Give the total number of lines with the word "server" in them, and no other words.
============================================================
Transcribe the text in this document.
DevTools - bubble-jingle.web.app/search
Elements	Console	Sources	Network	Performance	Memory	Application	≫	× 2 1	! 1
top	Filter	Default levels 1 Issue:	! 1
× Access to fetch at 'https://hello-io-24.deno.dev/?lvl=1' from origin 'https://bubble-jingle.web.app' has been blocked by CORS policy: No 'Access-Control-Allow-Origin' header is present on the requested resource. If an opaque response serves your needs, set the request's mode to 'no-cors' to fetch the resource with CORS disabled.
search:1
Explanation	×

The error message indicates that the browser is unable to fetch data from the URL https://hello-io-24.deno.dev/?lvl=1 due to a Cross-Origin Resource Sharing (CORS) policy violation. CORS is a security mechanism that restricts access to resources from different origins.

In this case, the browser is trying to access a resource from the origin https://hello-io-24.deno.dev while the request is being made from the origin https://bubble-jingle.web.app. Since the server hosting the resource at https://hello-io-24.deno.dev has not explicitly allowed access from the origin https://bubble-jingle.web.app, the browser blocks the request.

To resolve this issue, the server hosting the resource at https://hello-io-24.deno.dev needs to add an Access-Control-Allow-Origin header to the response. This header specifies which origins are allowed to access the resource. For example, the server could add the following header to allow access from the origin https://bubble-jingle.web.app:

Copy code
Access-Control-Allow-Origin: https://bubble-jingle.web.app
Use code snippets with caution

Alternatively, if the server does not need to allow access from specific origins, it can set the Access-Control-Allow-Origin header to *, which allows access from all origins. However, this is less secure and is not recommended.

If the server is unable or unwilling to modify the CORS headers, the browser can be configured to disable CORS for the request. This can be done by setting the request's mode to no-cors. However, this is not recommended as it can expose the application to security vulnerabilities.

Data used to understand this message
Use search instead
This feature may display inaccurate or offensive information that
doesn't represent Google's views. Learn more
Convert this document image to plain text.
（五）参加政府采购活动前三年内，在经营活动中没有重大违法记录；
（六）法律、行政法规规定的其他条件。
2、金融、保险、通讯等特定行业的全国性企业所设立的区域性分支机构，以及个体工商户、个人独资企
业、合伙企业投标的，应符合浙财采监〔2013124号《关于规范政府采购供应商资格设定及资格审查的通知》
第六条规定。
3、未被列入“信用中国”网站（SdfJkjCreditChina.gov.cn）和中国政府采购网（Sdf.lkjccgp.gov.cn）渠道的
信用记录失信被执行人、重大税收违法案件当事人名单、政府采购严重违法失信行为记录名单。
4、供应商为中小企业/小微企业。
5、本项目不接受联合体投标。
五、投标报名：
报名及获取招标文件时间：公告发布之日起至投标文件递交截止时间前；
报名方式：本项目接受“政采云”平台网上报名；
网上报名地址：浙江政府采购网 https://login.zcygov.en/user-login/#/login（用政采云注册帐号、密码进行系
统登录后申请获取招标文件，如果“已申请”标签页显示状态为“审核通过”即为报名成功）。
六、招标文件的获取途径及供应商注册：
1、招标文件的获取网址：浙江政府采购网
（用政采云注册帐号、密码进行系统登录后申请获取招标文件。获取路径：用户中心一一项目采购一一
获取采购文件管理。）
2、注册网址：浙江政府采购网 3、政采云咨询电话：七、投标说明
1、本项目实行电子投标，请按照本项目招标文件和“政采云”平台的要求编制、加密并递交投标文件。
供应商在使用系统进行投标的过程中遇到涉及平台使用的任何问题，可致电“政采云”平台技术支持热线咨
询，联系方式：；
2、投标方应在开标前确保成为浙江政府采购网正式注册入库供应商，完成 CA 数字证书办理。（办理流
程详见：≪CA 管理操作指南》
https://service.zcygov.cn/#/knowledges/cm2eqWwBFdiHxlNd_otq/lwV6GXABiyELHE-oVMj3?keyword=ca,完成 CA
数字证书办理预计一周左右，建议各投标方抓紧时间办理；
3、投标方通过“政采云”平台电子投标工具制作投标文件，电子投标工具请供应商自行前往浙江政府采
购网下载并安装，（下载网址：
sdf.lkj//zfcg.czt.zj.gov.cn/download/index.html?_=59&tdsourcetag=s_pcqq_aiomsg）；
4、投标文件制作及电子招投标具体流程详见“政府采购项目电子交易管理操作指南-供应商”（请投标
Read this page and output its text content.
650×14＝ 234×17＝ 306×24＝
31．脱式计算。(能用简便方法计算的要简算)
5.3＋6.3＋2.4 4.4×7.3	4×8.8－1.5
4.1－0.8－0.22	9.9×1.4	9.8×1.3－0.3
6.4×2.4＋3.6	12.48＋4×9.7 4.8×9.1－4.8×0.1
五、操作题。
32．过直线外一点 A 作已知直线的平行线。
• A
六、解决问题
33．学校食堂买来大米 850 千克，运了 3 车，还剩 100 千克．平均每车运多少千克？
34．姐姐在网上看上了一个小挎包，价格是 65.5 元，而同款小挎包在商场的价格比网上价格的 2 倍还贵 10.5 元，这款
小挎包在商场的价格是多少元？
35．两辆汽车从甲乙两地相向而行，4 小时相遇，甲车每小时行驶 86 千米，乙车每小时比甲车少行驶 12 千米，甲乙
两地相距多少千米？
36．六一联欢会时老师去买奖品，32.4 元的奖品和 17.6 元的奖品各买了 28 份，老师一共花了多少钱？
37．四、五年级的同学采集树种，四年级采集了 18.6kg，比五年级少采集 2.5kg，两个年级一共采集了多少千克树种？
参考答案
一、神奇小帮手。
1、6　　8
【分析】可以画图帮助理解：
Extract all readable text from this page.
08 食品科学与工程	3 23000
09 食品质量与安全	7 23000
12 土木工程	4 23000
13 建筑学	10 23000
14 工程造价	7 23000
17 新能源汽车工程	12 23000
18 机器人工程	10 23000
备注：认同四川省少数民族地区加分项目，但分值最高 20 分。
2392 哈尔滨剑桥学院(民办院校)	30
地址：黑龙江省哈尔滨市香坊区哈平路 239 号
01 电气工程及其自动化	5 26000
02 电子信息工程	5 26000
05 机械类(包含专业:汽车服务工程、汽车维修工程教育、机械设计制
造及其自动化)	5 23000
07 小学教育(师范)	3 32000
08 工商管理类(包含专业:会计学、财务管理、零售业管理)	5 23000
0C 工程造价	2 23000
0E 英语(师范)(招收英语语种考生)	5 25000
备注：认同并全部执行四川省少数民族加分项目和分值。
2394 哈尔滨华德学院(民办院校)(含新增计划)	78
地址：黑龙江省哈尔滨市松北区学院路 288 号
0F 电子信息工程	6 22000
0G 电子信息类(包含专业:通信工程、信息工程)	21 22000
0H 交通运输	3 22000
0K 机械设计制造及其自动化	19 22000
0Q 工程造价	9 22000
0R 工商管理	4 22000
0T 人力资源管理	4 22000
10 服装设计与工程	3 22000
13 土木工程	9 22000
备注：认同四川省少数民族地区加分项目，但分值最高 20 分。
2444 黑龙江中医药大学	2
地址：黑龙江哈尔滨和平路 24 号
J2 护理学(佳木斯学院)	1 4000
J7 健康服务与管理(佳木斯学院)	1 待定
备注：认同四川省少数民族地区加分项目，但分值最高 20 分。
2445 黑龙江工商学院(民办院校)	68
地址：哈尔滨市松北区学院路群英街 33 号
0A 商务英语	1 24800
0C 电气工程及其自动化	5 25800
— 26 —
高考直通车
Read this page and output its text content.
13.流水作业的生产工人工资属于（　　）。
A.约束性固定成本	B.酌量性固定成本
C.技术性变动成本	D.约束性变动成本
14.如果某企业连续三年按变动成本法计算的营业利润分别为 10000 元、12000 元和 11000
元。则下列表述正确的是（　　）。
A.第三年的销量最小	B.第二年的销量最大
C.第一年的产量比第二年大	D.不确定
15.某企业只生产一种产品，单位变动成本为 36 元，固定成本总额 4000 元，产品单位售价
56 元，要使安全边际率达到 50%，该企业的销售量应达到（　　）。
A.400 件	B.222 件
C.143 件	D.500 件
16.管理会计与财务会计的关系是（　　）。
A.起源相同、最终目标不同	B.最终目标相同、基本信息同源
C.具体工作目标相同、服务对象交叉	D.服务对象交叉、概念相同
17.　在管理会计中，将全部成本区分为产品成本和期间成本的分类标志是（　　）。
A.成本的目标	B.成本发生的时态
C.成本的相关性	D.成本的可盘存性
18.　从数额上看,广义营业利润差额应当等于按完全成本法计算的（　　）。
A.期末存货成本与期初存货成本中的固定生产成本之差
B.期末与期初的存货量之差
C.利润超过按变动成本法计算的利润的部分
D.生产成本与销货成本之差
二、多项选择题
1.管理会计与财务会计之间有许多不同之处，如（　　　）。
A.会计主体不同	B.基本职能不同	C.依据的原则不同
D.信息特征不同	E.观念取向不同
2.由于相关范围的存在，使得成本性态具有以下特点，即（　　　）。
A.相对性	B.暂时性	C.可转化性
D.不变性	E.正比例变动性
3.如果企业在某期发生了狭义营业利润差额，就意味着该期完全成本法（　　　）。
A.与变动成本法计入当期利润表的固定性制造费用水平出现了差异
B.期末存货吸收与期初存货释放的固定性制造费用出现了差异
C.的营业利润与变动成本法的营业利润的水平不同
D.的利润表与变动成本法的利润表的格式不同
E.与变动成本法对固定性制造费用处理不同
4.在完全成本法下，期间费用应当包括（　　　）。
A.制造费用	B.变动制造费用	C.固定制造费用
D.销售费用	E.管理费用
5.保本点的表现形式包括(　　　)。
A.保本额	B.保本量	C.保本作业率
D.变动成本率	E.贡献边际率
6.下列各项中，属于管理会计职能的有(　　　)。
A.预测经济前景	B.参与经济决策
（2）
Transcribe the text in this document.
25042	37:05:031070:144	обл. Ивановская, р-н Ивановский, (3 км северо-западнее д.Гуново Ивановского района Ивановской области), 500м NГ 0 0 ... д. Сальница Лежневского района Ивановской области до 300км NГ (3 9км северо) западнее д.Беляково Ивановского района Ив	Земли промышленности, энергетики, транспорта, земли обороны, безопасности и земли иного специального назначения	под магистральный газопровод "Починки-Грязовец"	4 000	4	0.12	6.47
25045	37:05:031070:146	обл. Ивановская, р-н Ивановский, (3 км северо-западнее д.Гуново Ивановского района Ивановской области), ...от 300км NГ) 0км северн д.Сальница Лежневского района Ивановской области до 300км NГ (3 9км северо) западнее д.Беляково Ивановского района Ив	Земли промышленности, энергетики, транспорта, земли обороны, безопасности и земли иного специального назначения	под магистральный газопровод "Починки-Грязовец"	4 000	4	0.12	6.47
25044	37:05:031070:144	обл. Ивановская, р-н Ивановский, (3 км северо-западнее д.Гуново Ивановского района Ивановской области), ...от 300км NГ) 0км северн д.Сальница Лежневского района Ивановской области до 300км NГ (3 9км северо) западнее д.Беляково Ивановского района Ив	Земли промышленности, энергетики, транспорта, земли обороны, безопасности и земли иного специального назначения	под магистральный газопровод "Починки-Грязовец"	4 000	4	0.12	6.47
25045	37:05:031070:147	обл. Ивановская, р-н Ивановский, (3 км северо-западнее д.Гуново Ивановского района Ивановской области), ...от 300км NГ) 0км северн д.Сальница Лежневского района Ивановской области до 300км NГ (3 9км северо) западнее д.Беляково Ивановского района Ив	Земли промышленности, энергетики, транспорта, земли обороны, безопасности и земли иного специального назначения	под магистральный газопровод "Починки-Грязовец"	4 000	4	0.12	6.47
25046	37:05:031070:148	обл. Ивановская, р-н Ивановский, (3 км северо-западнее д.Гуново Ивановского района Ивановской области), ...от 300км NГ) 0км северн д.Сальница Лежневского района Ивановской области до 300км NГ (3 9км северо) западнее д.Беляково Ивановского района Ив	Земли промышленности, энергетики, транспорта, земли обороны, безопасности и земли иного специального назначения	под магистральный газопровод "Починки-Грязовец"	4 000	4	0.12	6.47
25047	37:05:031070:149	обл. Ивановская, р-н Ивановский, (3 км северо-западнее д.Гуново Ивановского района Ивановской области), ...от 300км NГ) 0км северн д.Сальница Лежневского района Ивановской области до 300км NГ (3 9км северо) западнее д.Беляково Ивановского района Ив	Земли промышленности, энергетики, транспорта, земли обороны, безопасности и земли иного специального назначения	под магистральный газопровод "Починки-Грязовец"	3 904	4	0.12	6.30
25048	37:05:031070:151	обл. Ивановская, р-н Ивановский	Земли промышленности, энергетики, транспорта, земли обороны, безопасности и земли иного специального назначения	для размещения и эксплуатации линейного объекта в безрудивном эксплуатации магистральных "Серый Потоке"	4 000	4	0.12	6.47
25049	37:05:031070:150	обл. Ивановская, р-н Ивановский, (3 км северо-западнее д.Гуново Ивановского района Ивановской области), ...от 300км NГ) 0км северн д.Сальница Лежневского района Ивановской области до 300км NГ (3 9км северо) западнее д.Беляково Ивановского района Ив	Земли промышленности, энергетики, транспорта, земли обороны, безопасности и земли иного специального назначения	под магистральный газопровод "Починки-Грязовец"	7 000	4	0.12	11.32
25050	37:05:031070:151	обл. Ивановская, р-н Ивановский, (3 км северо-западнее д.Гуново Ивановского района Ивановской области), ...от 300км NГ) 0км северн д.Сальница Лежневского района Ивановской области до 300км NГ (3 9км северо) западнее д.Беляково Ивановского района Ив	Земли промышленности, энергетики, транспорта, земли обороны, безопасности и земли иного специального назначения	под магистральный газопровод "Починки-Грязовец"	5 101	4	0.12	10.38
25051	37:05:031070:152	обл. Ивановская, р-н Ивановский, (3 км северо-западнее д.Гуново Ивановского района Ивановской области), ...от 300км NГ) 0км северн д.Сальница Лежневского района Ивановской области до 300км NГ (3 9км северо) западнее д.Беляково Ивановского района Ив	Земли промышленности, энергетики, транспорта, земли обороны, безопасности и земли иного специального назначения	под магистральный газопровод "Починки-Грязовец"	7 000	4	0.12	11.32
============================================================
**Exercise result**
4